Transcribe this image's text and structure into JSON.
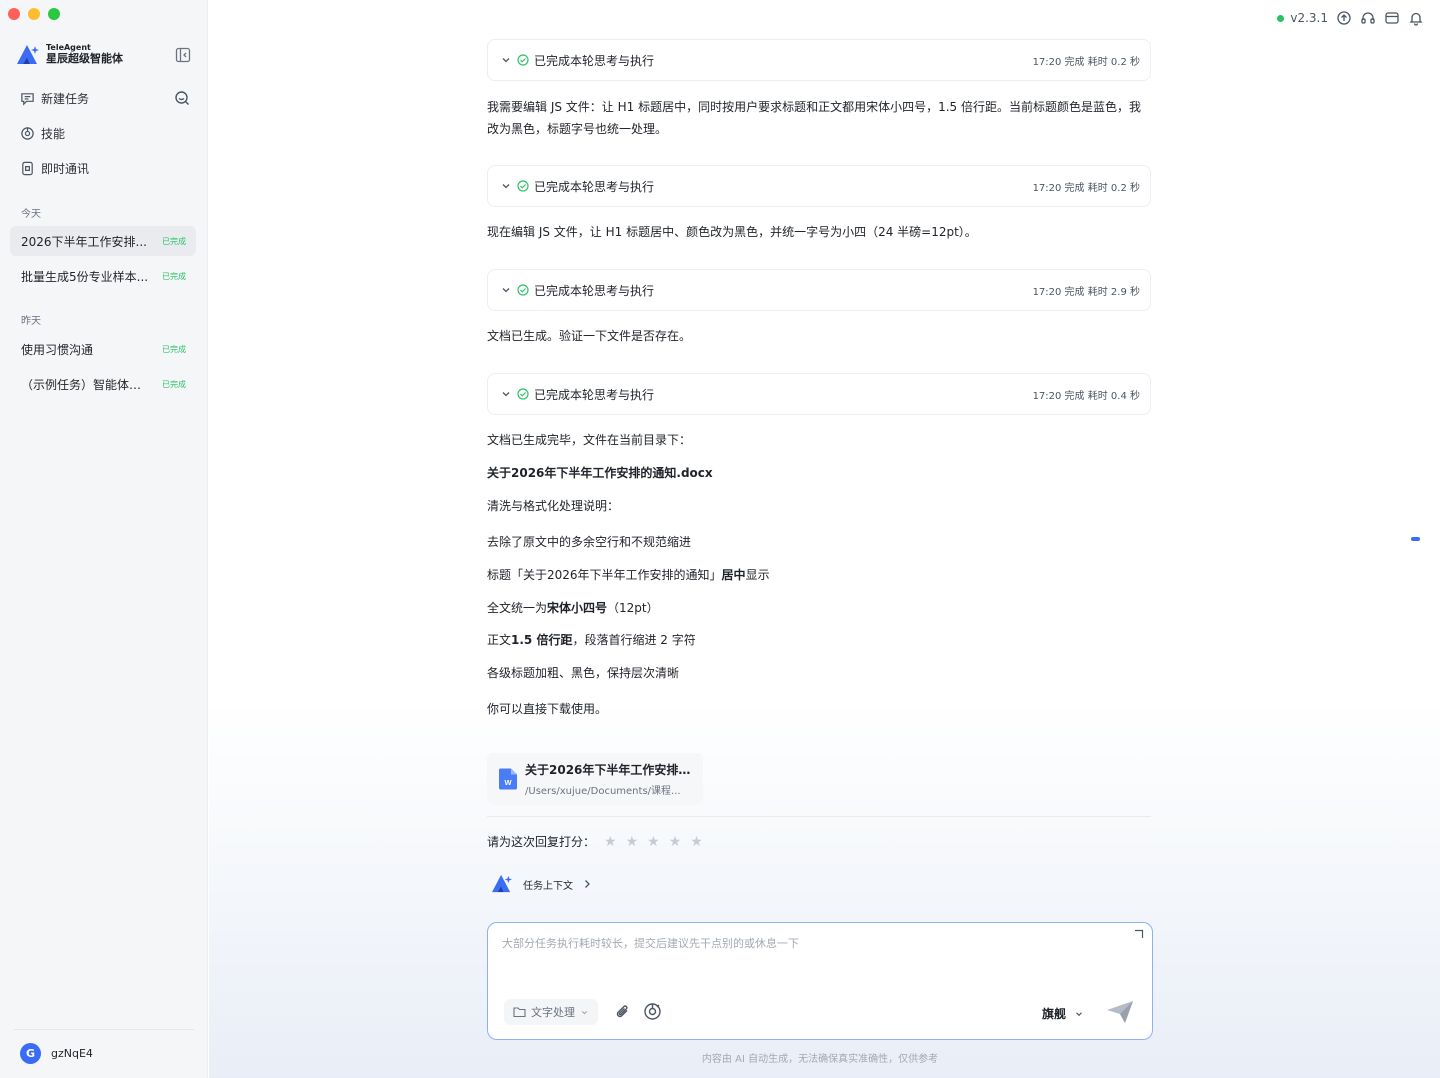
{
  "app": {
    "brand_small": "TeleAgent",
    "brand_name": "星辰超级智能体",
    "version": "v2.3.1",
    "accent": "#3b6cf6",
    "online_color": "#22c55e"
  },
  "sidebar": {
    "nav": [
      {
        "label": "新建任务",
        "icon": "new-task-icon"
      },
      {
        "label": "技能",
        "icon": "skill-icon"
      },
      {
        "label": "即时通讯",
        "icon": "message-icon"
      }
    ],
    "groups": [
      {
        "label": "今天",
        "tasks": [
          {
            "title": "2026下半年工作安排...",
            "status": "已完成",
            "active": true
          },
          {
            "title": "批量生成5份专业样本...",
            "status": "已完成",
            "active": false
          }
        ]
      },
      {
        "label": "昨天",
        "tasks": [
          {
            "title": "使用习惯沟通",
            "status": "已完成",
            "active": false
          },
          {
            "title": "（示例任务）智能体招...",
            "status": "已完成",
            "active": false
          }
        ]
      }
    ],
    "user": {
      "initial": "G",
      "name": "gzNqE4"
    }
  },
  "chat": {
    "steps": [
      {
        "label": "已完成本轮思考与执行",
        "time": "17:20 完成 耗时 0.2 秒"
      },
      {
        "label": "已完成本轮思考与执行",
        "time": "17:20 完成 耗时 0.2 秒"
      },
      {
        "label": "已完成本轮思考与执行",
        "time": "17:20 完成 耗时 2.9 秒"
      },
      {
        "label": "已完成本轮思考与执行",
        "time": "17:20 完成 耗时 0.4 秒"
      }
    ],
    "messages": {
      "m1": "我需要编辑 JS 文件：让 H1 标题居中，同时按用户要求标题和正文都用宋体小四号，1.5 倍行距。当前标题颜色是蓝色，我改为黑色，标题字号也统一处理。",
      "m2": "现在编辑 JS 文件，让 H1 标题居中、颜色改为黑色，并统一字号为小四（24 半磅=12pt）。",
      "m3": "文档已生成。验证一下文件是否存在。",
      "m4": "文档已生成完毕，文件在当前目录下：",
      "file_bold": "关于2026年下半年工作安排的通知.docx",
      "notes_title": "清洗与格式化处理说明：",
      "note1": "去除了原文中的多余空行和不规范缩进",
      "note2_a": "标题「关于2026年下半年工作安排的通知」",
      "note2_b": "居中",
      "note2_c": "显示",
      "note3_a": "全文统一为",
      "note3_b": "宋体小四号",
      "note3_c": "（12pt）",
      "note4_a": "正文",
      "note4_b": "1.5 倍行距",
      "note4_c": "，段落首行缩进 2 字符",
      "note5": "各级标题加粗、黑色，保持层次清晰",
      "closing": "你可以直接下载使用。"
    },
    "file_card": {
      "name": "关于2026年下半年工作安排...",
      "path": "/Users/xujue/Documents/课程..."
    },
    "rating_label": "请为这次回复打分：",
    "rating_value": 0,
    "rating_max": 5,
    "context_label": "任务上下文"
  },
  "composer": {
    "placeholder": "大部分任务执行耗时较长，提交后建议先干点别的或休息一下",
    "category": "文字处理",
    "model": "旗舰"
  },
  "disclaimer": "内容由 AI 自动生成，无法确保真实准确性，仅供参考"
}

== BRIEF ==
Output the material word for word, omitting its pictures.

== ANSWER TO THIS PROBLEM ==
Transcribe this image's text and structure into JSON.
{
  "app": {
    "brand_small": "TeleAgent",
    "brand_name": "星辰超级智能体",
    "version": "v2.3.1",
    "accent": "#3b6cf6",
    "online_color": "#22c55e"
  },
  "sidebar": {
    "nav": [
      {
        "label": "新建任务",
        "icon": "new-task-icon"
      },
      {
        "label": "技能",
        "icon": "skill-icon"
      },
      {
        "label": "即时通讯",
        "icon": "message-icon"
      }
    ],
    "groups": [
      {
        "label": "今天",
        "tasks": [
          {
            "title": "2026下半年工作安排...",
            "status": "已完成",
            "active": true
          },
          {
            "title": "批量生成5份专业样本...",
            "status": "已完成",
            "active": false
          }
        ]
      },
      {
        "label": "昨天",
        "tasks": [
          {
            "title": "使用习惯沟通",
            "status": "已完成",
            "active": false
          },
          {
            "title": "（示例任务）智能体招...",
            "status": "已完成",
            "active": false
          }
        ]
      }
    ],
    "user": {
      "initial": "G",
      "name": "gzNqE4"
    }
  },
  "chat": {
    "steps": [
      {
        "label": "已完成本轮思考与执行",
        "time": "17:20 完成 耗时 0.2 秒"
      },
      {
        "label": "已完成本轮思考与执行",
        "time": "17:20 完成 耗时 0.2 秒"
      },
      {
        "label": "已完成本轮思考与执行",
        "time": "17:20 完成 耗时 2.9 秒"
      },
      {
        "label": "已完成本轮思考与执行",
        "time": "17:20 完成 耗时 0.4 秒"
      }
    ],
    "messages": {
      "m1": "我需要编辑 JS 文件：让 H1 标题居中，同时按用户要求标题和正文都用宋体小四号，1.5 倍行距。当前标题颜色是蓝色，我改为黑色，标题字号也统一处理。",
      "m2": "现在编辑 JS 文件，让 H1 标题居中、颜色改为黑色，并统一字号为小四（24 半磅=12pt）。",
      "m3": "文档已生成。验证一下文件是否存在。",
      "m4": "文档已生成完毕，文件在当前目录下：",
      "file_bold": "关于2026年下半年工作安排的通知.docx",
      "notes_title": "清洗与格式化处理说明：",
      "note1": "去除了原文中的多余空行和不规范缩进",
      "note2_a": "标题「关于2026年下半年工作安排的通知」",
      "note2_b": "居中",
      "note2_c": "显示",
      "note3_a": "全文统一为",
      "note3_b": "宋体小四号",
      "note3_c": "（12pt）",
      "note4_a": "正文",
      "note4_b": "1.5 倍行距",
      "note4_c": "，段落首行缩进 2 字符",
      "note5": "各级标题加粗、黑色，保持层次清晰",
      "closing": "你可以直接下载使用。"
    },
    "file_card": {
      "name": "关于2026年下半年工作安排...",
      "path": "/Users/xujue/Documents/课程..."
    },
    "rating_label": "请为这次回复打分：",
    "rating_value": 0,
    "rating_max": 5,
    "context_label": "任务上下文"
  },
  "composer": {
    "placeholder": "大部分任务执行耗时较长，提交后建议先干点别的或休息一下",
    "category": "文字处理",
    "model": "旗舰"
  },
  "disclaimer": "内容由 AI 自动生成，无法确保真实准确性，仅供参考"
}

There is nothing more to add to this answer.